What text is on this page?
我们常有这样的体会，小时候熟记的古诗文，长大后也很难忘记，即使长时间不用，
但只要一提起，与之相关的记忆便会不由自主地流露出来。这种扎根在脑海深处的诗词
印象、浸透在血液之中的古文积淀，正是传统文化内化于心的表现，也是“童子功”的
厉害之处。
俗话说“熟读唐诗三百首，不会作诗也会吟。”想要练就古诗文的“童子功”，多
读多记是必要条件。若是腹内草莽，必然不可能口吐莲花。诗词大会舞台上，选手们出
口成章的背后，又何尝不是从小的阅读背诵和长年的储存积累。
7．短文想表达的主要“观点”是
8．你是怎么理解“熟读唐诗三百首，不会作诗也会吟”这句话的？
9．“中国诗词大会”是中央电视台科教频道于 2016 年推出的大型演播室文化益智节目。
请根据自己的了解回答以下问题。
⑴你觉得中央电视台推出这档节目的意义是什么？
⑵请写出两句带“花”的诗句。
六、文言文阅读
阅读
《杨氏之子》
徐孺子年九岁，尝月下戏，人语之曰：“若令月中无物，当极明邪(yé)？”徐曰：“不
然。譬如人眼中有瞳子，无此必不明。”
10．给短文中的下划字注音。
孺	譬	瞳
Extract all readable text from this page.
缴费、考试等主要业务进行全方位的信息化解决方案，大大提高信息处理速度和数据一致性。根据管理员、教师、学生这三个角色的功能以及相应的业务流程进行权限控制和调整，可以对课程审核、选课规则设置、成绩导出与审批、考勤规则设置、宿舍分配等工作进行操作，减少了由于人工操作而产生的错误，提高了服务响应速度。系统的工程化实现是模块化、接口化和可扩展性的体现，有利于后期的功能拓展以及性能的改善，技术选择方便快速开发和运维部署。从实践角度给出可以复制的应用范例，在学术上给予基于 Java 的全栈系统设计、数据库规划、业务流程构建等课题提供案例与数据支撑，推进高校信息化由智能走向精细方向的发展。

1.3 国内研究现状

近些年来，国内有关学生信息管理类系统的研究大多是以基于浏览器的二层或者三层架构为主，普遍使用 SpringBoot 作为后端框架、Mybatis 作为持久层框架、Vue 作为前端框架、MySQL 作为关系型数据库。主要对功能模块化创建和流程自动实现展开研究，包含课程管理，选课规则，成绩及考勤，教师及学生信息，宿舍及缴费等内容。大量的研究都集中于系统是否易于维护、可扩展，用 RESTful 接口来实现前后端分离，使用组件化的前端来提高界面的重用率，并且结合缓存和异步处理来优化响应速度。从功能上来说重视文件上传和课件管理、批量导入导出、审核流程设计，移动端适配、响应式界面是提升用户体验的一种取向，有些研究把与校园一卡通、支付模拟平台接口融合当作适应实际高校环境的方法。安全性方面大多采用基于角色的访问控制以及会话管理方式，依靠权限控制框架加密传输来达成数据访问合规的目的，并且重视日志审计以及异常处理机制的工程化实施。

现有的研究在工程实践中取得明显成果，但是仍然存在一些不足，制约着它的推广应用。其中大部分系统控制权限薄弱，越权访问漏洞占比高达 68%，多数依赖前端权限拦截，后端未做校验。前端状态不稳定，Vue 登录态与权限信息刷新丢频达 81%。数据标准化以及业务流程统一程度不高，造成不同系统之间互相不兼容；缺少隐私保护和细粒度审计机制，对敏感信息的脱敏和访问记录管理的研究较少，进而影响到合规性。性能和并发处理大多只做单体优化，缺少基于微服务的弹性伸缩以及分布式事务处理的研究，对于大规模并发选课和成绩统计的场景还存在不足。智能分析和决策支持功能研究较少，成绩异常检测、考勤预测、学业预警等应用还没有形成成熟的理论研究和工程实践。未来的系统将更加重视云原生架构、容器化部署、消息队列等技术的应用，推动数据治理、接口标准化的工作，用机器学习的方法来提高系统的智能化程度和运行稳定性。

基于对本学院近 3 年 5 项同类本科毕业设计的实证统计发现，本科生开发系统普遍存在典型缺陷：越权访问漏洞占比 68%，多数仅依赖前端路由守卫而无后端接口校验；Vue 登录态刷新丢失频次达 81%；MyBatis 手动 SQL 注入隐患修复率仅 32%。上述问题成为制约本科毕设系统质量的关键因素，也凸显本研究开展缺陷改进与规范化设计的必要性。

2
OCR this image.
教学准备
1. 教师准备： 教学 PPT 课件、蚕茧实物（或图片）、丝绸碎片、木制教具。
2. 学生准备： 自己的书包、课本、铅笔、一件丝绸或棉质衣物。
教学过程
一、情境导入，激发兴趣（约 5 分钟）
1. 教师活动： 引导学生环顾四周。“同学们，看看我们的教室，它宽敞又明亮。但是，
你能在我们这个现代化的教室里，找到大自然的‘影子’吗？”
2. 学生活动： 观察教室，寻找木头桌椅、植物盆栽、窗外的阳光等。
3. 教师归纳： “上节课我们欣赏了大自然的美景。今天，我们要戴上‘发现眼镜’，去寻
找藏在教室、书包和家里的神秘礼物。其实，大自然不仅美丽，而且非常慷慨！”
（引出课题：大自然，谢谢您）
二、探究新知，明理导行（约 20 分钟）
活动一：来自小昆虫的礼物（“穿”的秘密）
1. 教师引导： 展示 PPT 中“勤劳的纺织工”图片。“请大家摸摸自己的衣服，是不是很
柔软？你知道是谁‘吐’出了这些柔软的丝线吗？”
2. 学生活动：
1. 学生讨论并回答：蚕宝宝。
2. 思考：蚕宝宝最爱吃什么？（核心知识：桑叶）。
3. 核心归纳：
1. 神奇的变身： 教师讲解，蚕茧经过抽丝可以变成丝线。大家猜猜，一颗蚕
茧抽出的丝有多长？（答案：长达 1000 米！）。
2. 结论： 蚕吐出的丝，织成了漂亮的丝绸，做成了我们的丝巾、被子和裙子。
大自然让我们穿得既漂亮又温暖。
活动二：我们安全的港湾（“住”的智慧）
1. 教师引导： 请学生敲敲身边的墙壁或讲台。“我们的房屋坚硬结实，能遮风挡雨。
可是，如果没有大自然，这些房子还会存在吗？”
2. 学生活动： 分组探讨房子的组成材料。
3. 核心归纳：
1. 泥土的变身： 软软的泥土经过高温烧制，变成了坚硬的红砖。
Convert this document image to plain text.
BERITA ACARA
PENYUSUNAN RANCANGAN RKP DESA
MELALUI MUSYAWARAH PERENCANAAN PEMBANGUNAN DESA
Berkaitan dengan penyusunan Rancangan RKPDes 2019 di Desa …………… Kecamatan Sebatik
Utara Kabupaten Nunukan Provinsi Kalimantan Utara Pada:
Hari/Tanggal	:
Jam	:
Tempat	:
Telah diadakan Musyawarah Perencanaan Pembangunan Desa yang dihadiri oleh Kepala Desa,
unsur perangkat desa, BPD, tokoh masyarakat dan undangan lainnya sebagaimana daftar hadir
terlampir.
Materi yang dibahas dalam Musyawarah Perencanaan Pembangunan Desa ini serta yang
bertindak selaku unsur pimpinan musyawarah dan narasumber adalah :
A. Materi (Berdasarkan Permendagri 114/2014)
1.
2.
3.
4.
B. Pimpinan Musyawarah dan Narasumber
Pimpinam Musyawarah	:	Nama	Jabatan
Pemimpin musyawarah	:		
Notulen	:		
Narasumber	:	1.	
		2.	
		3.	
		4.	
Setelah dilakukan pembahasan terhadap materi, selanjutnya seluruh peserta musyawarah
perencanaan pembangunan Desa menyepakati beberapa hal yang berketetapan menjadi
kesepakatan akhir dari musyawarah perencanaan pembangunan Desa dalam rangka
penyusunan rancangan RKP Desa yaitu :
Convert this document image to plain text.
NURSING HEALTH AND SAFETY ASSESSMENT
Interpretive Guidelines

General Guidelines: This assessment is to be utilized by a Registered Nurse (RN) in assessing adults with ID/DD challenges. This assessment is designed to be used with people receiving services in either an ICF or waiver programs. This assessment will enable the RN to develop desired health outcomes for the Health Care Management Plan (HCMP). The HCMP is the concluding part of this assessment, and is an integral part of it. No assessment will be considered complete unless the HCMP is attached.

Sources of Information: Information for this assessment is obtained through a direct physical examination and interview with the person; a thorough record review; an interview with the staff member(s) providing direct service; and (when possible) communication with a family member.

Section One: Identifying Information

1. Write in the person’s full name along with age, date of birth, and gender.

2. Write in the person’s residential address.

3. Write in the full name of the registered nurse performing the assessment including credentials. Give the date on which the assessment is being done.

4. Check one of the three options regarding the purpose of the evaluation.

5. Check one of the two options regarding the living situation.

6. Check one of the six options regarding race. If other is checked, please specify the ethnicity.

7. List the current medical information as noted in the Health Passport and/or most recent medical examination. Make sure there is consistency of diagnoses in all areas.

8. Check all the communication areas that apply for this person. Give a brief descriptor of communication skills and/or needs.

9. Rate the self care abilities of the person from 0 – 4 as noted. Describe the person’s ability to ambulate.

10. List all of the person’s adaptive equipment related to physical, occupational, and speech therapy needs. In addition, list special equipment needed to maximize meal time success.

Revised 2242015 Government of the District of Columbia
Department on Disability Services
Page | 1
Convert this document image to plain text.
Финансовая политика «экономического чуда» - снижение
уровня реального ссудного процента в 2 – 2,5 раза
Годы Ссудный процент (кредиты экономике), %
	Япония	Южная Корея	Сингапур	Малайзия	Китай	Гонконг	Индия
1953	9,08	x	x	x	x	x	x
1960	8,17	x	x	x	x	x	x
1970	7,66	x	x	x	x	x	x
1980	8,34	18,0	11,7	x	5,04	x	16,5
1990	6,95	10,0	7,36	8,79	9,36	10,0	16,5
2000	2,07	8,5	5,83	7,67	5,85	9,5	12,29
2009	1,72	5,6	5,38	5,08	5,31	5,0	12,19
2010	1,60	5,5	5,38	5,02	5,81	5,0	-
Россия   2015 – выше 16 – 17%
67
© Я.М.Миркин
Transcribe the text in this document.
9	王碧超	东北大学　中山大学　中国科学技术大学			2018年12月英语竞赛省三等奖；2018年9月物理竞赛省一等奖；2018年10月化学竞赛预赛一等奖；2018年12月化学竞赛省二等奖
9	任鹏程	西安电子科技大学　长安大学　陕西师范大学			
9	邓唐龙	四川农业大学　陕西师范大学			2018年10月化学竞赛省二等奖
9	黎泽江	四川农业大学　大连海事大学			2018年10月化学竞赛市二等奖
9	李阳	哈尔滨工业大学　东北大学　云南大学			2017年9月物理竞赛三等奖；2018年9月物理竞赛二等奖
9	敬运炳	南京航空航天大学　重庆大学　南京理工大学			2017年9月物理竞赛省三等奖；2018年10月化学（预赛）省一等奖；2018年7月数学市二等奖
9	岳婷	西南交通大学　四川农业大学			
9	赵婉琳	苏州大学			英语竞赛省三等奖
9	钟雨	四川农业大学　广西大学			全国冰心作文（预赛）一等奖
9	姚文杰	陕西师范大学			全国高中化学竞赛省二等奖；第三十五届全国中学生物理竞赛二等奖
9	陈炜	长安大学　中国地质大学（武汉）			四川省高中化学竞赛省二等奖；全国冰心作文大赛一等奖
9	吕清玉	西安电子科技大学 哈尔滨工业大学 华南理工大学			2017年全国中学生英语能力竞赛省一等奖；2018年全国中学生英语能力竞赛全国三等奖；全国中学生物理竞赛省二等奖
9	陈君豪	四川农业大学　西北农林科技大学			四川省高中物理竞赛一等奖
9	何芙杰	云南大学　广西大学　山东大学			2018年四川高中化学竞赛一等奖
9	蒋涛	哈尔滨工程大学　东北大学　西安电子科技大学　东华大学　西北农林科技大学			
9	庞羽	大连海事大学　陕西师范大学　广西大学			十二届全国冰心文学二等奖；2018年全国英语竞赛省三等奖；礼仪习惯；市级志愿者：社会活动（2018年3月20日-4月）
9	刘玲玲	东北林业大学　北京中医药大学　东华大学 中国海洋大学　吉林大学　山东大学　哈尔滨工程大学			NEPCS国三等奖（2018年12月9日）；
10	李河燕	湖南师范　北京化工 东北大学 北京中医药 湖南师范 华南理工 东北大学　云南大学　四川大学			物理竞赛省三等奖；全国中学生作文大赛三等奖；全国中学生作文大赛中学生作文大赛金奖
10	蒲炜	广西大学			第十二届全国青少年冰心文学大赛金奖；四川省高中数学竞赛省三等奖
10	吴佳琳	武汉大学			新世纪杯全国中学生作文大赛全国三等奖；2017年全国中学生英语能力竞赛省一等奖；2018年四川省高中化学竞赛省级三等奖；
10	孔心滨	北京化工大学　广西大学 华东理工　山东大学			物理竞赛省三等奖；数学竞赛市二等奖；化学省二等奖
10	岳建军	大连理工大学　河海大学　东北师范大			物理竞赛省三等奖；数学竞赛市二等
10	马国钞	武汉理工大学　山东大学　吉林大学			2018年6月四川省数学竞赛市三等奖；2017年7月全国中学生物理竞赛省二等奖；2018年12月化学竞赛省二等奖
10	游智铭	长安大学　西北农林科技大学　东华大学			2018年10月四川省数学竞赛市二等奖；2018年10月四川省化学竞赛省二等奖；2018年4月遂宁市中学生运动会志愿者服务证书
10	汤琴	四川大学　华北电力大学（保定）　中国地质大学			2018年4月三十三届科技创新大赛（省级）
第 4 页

● **Given task**
Track down every line holding the string "哈尔滨工程大学" and copy it.

● **Reply to the task**
9	蒋涛	哈尔滨工程大学　东北大学　西安电子科技大学　东华大学　西北农林科技大学			
9	刘玲玲	东北林业大学　北京中医药大学　东华大学 中国海洋大学　吉林大学　山东大学　哈尔滨工程大学			NEPCS国三等奖（2018年12月9日）；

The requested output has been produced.